* [Short task] Search the material and gather each line with "semble" in it.

# start of Raw data

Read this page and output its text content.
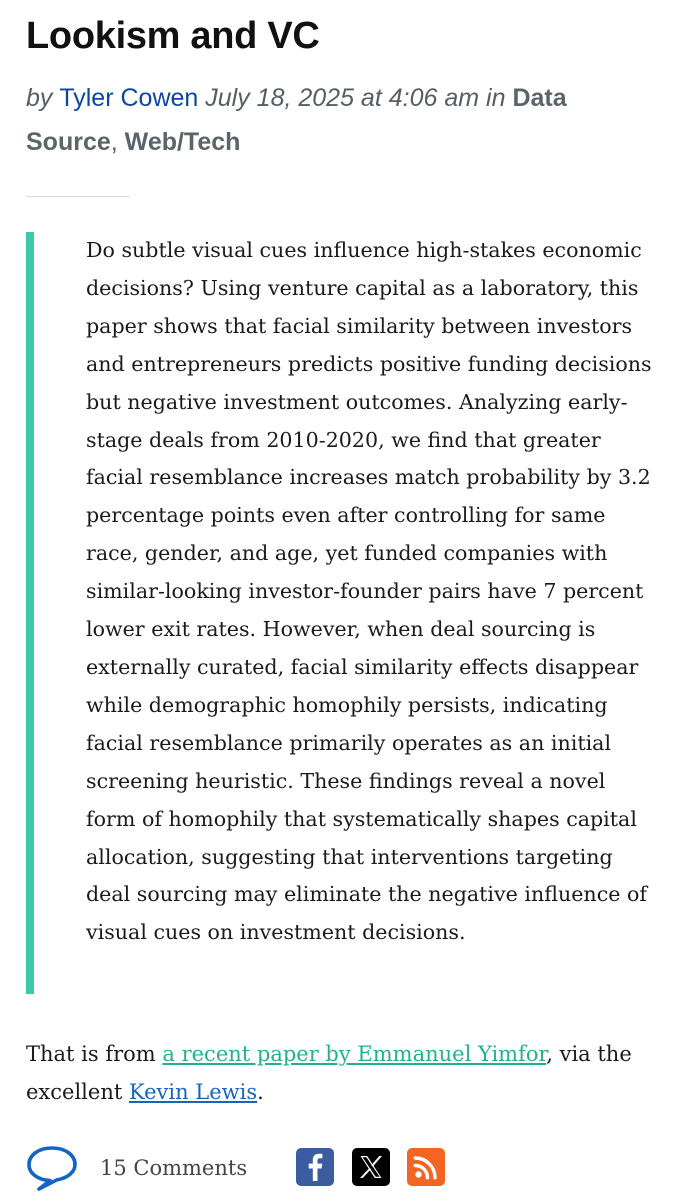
Lookism and VC
by Tyler Cowen July 18, 2025 at 4:06 am in Data Source, Web/Tech

Do subtle visual cues influence high-stakes economic decisions? Using venture capital as a laboratory, this paper shows that facial similarity between investors and entrepreneurs predicts positive funding decisions but negative investment outcomes. Analyzing early-stage deals from 2010-2020, we find that greater facial resemblance increases match probability by 3.2 percentage points even after controlling for same race, gender, and age, yet funded companies with similar-looking investor-founder pairs have 7 percent lower exit rates. However, when deal sourcing is externally curated, facial similarity effects disappear while demographic homophily persists, indicating facial resemblance primarily operates as an initial screening heuristic. These findings reveal a novel form of homophily that systematically shapes capital allocation, suggesting that interventions targeting deal sourcing may eliminate the negative influence of visual cues on investment decisions.

That is from a recent paper by Emmanuel Yimfor, via the excellent Kevin Lewis.

15 Comments
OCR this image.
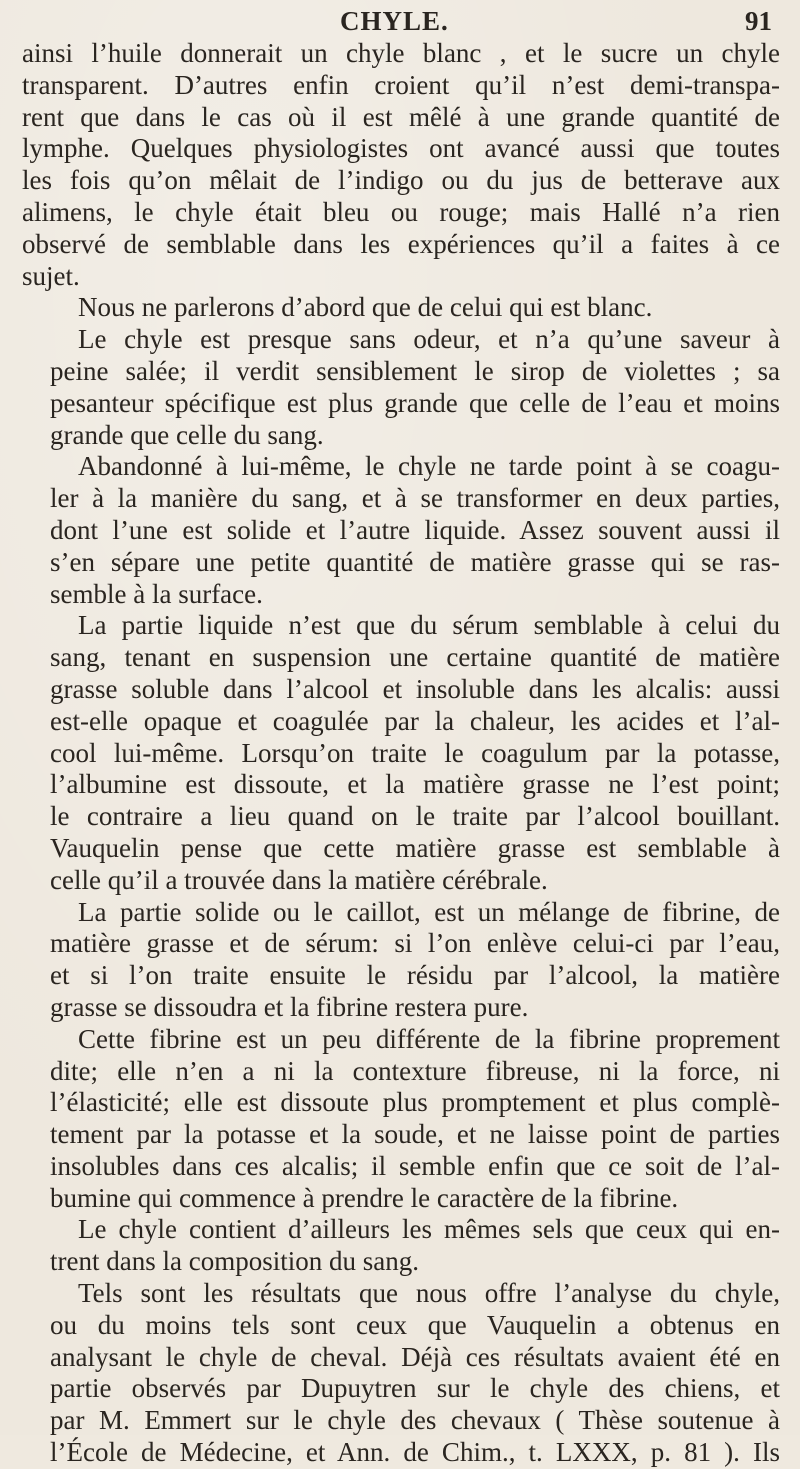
CHYLE.	91
ainsi l’huile donnerait un chyle blanc , et le sucre un chyle
transparent. D’autres enfin croient qu’il n’est demi-transpa-
rent que dans le cas où il est mêlé à une grande quantité de
lymphe. Quelques physiologistes ont avancé aussi que toutes
les fois qu’on mêlait de l’indigo ou du jus de betterave aux
alimens, le chyle était bleu ou rouge; mais Hallé n’a rien
observé de semblable dans les expériences qu’il a faites à ce
sujet.
Nous ne parlerons d’abord que de celui qui est blanc.
Le chyle est presque sans odeur, et n’a qu’une saveur à
peine salée; il verdit sensiblement le sirop de violettes ; sa
pesanteur spécifique est plus grande que celle de l’eau et moins
grande que celle du sang.
Abandonné à lui-même, le chyle ne tarde point à se coagu-
ler à la manière du sang, et à se transformer en deux parties,
dont l’une est solide et l’autre liquide. Assez souvent aussi il
s’en sépare une petite quantité de matière grasse qui se ras-
semble à la surface.
La partie liquide n’est que du sérum semblable à celui du
sang, tenant en suspension une certaine quantité de matière
grasse soluble dans l’alcool et insoluble dans les alcalis: aussi
est-elle opaque et coagulée par la chaleur, les acides et l’al-
cool lui-même. Lorsqu’on traite le coagulum par la potasse,
l’albumine est dissoute, et la matière grasse ne l’est point;
le contraire a lieu quand on le traite par l’alcool bouillant.
Vauquelin pense que cette matière grasse est semblable à
celle qu’il a trouvée dans la matière cérébrale.
La partie solide ou le caillot, est un mélange de fibrine, de
matière grasse et de sérum: si l’on enlève celui-ci par l’eau,
et si l’on traite ensuite le résidu par l’alcool, la matière
grasse se dissoudra et la fibrine restera pure.
Cette fibrine est un peu différente de la fibrine proprement
dite; elle n’en a ni la contexture fibreuse, ni la force, ni
l’élasticité; elle est dissoute plus promptement et plus complè-
tement par la potasse et la soude, et ne laisse point de parties
insolubles dans ces alcalis; il semble enfin que ce soit de l’al-
bumine qui commence à prendre le caractère de la fibrine.
Le chyle contient d’ailleurs les mêmes sels que ceux qui en-
trent dans la composition du sang.
Tels sont les résultats que nous offre l’analyse du chyle,
ou du moins tels sont ceux que Vauquelin a obtenus en
analysant le chyle de cheval. Déjà ces résultats avaient été en
partie observés par Dupuytren sur le chyle des chiens, et
par M. Emmert sur le chyle des chevaux ( Thèse soutenue à
l’École de Médecine, et Ann. de Chim., t. LXXX, p. 81 ). Ils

# end of Raw data

* [Result for this exercise]
semble à la surface.
insolubles dans ces alcalis; il semble enfin que ce soit de l’al-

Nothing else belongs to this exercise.